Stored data
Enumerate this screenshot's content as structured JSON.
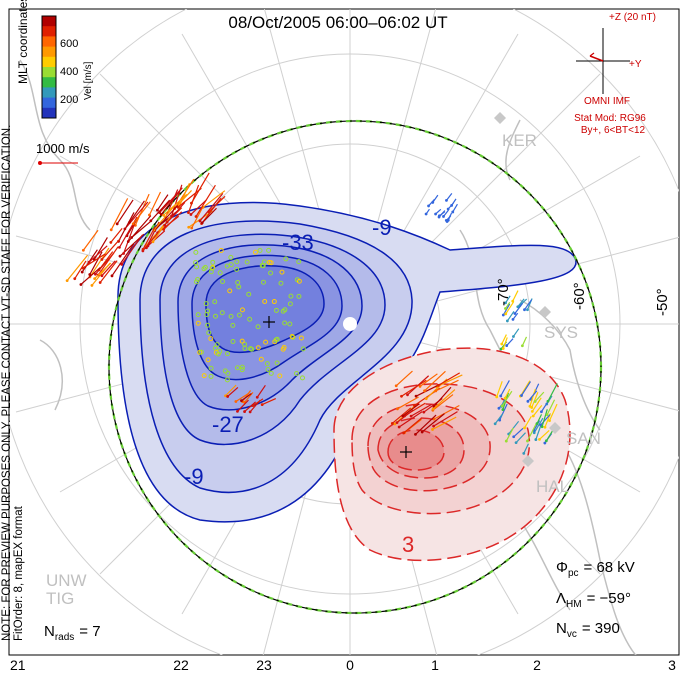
{
  "title": "08/Oct/2005  06:00–06:02  UT",
  "colorbar": {
    "label": "Vel [m/s]",
    "ticks": [
      "600",
      "400",
      "200"
    ],
    "colors": [
      "#b00000",
      "#e02000",
      "#ff6600",
      "#ff9900",
      "#ffcc00",
      "#99dd33",
      "#33bb44",
      "#3399bb",
      "#3366dd",
      "#2233bb"
    ]
  },
  "coords_label": "MLT coordinates",
  "scale_label": "1000 m/s",
  "imf": {
    "z_label": "+Z (20 nT)",
    "y_label": "+Y",
    "source": "OMNI IMF",
    "stat_mod": "Stat Mod: RG96",
    "condition": "By+, 6<BT<12"
  },
  "notice_line1": "NOTE: FOR PREVIEW PURPOSES ONLY. PLEASE CONTACT VT-SD STAFF FOR VERIFICATION.",
  "notice_line2": "FitOrder: 8, mapEX format",
  "stations": [
    "KER",
    "SYS",
    "SAN",
    "HAL",
    "UNW",
    "TIG"
  ],
  "latitude_labels": [
    "-70°",
    "-60°",
    "-50°"
  ],
  "contour_labels": [
    "-9",
    "-33",
    "-27",
    "-9",
    "3"
  ],
  "mlt_labels": [
    "21",
    "22",
    "23",
    "0",
    "1",
    "2",
    "3"
  ],
  "stats": {
    "phi_symbol": "Φ",
    "phi_sub": "pc",
    "phi_value": "=  68 kV",
    "lambda_symbol": "Λ",
    "lambda_sub": "HM",
    "lambda_value": "=  −59°",
    "nvc_symbol": "N",
    "nvc_sub": "vc",
    "nvc_value": "=  390",
    "nrads_symbol": "N",
    "nrads_sub": "rads",
    "nrads_value": "=  7"
  },
  "colors": {
    "negative_contour": "#0a1eb4",
    "positive_contour": "#dc2828",
    "boundary": "#66cc33",
    "land": "#c0c0c0"
  }
}
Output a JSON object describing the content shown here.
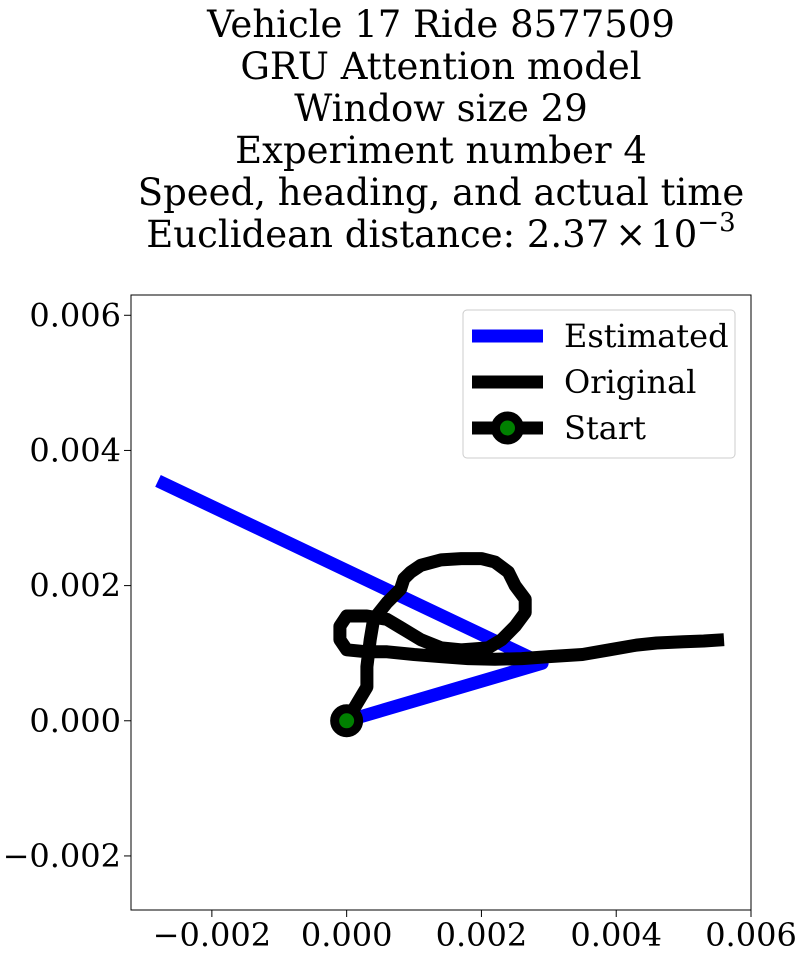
{
  "chart_data": {
    "type": "line",
    "title_lines": [
      "Vehicle 17 Ride 8577509",
      "GRU Attention model",
      "Window size 29",
      "Experiment number 4",
      "Speed, heading, and actual time"
    ],
    "title_distance": {
      "prefix": "Euclidean distance: 2.37",
      "times": "×",
      "base": "10",
      "exponent": "−3"
    },
    "xlabel": "",
    "ylabel": "",
    "xlim": [
      -0.0032,
      0.006
    ],
    "ylim": [
      -0.0028,
      0.0063
    ],
    "xticks": [
      -0.002,
      0.0,
      0.002,
      0.004,
      0.006
    ],
    "xtick_labels": [
      "−0.002",
      "0.000",
      "0.002",
      "0.004",
      "0.006"
    ],
    "yticks": [
      -0.002,
      0.0,
      0.002,
      0.004,
      0.006
    ],
    "ytick_labels": [
      "−0.002",
      "0.000",
      "0.002",
      "0.004",
      "0.006"
    ],
    "grid": false,
    "legend_position": "top-right",
    "series": [
      {
        "name": "Estimated",
        "color": "#0000ff",
        "x": [
          0.0,
          0.0029,
          -0.0028
        ],
        "y": [
          0.0,
          0.00085,
          0.00355
        ]
      },
      {
        "name": "Original",
        "color": "#000000",
        "x": [
          0.0,
          0.0003,
          0.0003,
          0.00035,
          0.0004,
          0.0006,
          0.0008,
          0.00085,
          0.00095,
          0.0011,
          0.0014,
          0.0017,
          0.002,
          0.0022,
          0.0024,
          0.0025,
          0.00265,
          0.00265,
          0.0025,
          0.0023,
          0.0021,
          0.0017,
          0.0014,
          0.0011,
          0.0008,
          0.0006,
          0.0003,
          0.0,
          -0.0001,
          -0.0001,
          0.0,
          0.0003,
          0.0006,
          0.001,
          0.0014,
          0.0018,
          0.0022,
          0.0026,
          0.003,
          0.0035,
          0.0039,
          0.0043,
          0.0046,
          0.005,
          0.0053,
          0.0056
        ],
        "y": [
          0.0,
          0.0005,
          0.0008,
          0.0012,
          0.0015,
          0.00175,
          0.00195,
          0.0021,
          0.0022,
          0.0023,
          0.00238,
          0.0024,
          0.0024,
          0.00235,
          0.0022,
          0.002,
          0.0018,
          0.0016,
          0.0014,
          0.0012,
          0.00108,
          0.00105,
          0.00108,
          0.0012,
          0.00138,
          0.0015,
          0.00155,
          0.00155,
          0.0014,
          0.0012,
          0.00105,
          0.00102,
          0.00102,
          0.00098,
          0.00095,
          0.00092,
          0.00091,
          0.00092,
          0.00095,
          0.00098,
          0.00105,
          0.00112,
          0.00115,
          0.00117,
          0.00118,
          0.0012
        ]
      },
      {
        "name": "Start",
        "color": "#000000",
        "marker_face_color": "#008000",
        "x": [
          0.0
        ],
        "y": [
          0.0
        ]
      }
    ]
  }
}
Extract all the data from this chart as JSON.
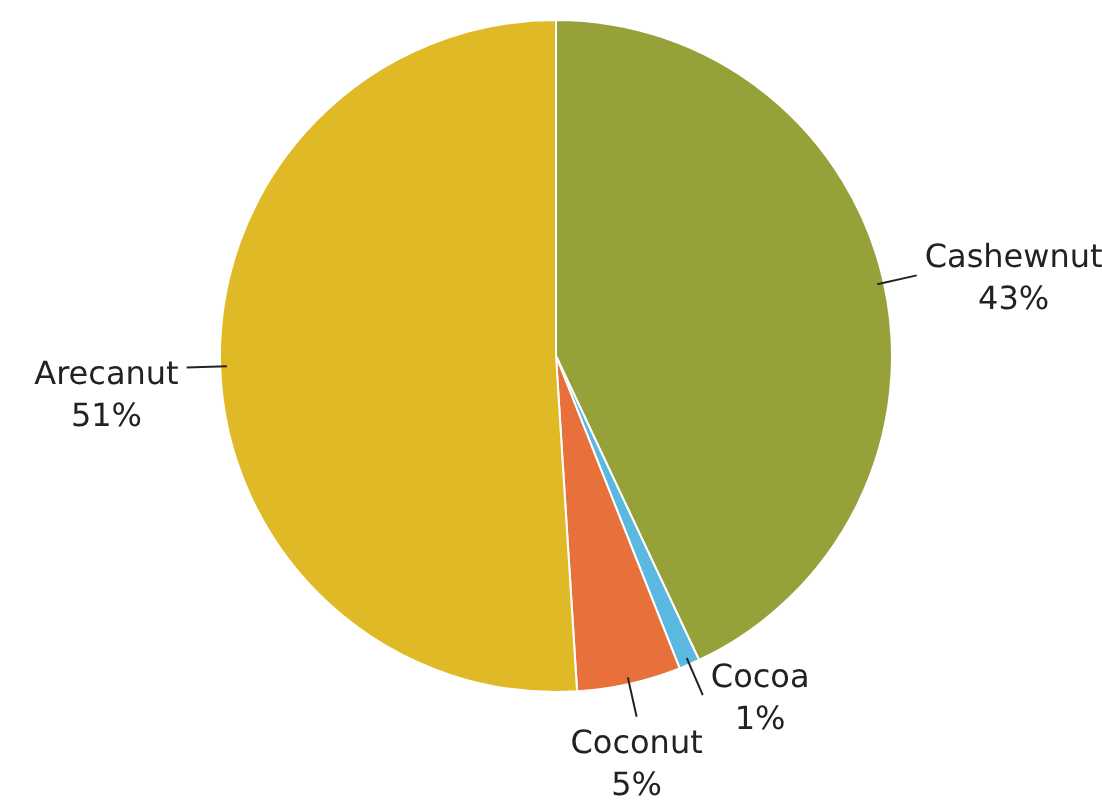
{
  "chart_data": {
    "type": "pie",
    "categories": [
      "Cashewnut",
      "Cocoa",
      "Coconut",
      "Arecanut"
    ],
    "values": [
      43,
      1,
      5,
      51
    ],
    "colors": [
      "#97a13a",
      "#5bb8e0",
      "#e8703a",
      "#e0ba26"
    ],
    "value_labels": [
      "43%",
      "1%",
      "5%",
      "51%"
    ]
  }
}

■ THE EXERCISE ■
All of the records need repeating exactly, except for the pictures.

■ EXERCISE SOLUTION ■
Enumerate this screenshot's content as structured JSON.
{
  "title": "08/Oct/2005  06:00–06:02  UT",
  "colorbar": {
    "label": "Vel [m/s]",
    "ticks": [
      "600",
      "400",
      "200"
    ],
    "colors": [
      "#b00000",
      "#e02000",
      "#ff6600",
      "#ff9900",
      "#ffcc00",
      "#99dd33",
      "#33bb44",
      "#3399bb",
      "#3366dd",
      "#2233bb"
    ]
  },
  "coords_label": "MLT coordinates",
  "scale_label": "1000 m/s",
  "imf": {
    "z_label": "+Z (20 nT)",
    "y_label": "+Y",
    "source": "OMNI IMF",
    "stat_mod": "Stat Mod: RG96",
    "condition": "By+, 6<BT<12"
  },
  "notice_line1": "NOTE: FOR PREVIEW PURPOSES ONLY. PLEASE CONTACT VT-SD STAFF FOR VERIFICATION.",
  "notice_line2": "FitOrder: 8, mapEX format",
  "stations": [
    "KER",
    "SYS",
    "SAN",
    "HAL",
    "UNW",
    "TIG"
  ],
  "latitude_labels": [
    "-70°",
    "-60°",
    "-50°"
  ],
  "contour_labels": [
    "-9",
    "-33",
    "-27",
    "-9",
    "3"
  ],
  "mlt_labels": [
    "21",
    "22",
    "23",
    "0",
    "1",
    "2",
    "3"
  ],
  "stats": {
    "phi_symbol": "Φ",
    "phi_sub": "pc",
    "phi_value": "=  68 kV",
    "lambda_symbol": "Λ",
    "lambda_sub": "HM",
    "lambda_value": "=  −59°",
    "nvc_symbol": "N",
    "nvc_sub": "vc",
    "nvc_value": "=  390",
    "nrads_symbol": "N",
    "nrads_sub": "rads",
    "nrads_value": "=  7"
  },
  "colors": {
    "negative_contour": "#0a1eb4",
    "positive_contour": "#dc2828",
    "boundary": "#66cc33",
    "land": "#c0c0c0"
  }
}
Output a JSON object describing the content shown here.
{
  "chart_data": {
    "type": "line",
    "title_lines": [
      "Vehicle 17 Ride 8577509",
      "GRU Attention model",
      "Window size 29",
      "Experiment number 4",
      "Speed, heading, and actual time"
    ],
    "title_distance": {
      "prefix": "Euclidean distance: 2.37",
      "times": "×",
      "base": "10",
      "exponent": "−3"
    },
    "xlabel": "",
    "ylabel": "",
    "xlim": [
      -0.0032,
      0.006
    ],
    "ylim": [
      -0.0028,
      0.0063
    ],
    "xticks": [
      -0.002,
      0.0,
      0.002,
      0.004,
      0.006
    ],
    "xtick_labels": [
      "−0.002",
      "0.000",
      "0.002",
      "0.004",
      "0.006"
    ],
    "yticks": [
      -0.002,
      0.0,
      0.002,
      0.004,
      0.006
    ],
    "ytick_labels": [
      "−0.002",
      "0.000",
      "0.002",
      "0.004",
      "0.006"
    ],
    "grid": false,
    "legend_position": "top-right",
    "series": [
      {
        "name": "Estimated",
        "color": "#0000ff",
        "x": [
          0.0,
          0.0029,
          -0.0028
        ],
        "y": [
          0.0,
          0.00085,
          0.00355
        ]
      },
      {
        "name": "Original",
        "color": "#000000",
        "x": [
          0.0,
          0.0003,
          0.0003,
          0.00035,
          0.0004,
          0.0006,
          0.0008,
          0.00085,
          0.00095,
          0.0011,
          0.0014,
          0.0017,
          0.002,
          0.0022,
          0.0024,
          0.0025,
          0.00265,
          0.00265,
          0.0025,
          0.0023,
          0.0021,
          0.0017,
          0.0014,
          0.0011,
          0.0008,
          0.0006,
          0.0003,
          0.0,
          -0.0001,
          -0.0001,
          0.0,
          0.0003,
          0.0006,
          0.001,
          0.0014,
          0.0018,
          0.0022,
          0.0026,
          0.003,
          0.0035,
          0.0039,
          0.0043,
          0.0046,
          0.005,
          0.0053,
          0.0056
        ],
        "y": [
          0.0,
          0.0005,
          0.0008,
          0.0012,
          0.0015,
          0.00175,
          0.00195,
          0.0021,
          0.0022,
          0.0023,
          0.00238,
          0.0024,
          0.0024,
          0.00235,
          0.0022,
          0.002,
          0.0018,
          0.0016,
          0.0014,
          0.0012,
          0.00108,
          0.00105,
          0.00108,
          0.0012,
          0.00138,
          0.0015,
          0.00155,
          0.00155,
          0.0014,
          0.0012,
          0.00105,
          0.00102,
          0.00102,
          0.00098,
          0.00095,
          0.00092,
          0.00091,
          0.00092,
          0.00095,
          0.00098,
          0.00105,
          0.00112,
          0.00115,
          0.00117,
          0.00118,
          0.0012
        ]
      },
      {
        "name": "Start",
        "color": "#000000",
        "marker_face_color": "#008000",
        "x": [
          0.0
        ],
        "y": [
          0.0
        ]
      }
    ]
  }
}
Extract all the data from this chart as JSON.
{
  "chart_data": {
    "type": "pie",
    "categories": [
      "Cashewnut",
      "Cocoa",
      "Coconut",
      "Arecanut"
    ],
    "values": [
      43,
      1,
      5,
      51
    ],
    "colors": [
      "#97a13a",
      "#5bb8e0",
      "#e8703a",
      "#e0ba26"
    ],
    "value_labels": [
      "43%",
      "1%",
      "5%",
      "51%"
    ]
  }
}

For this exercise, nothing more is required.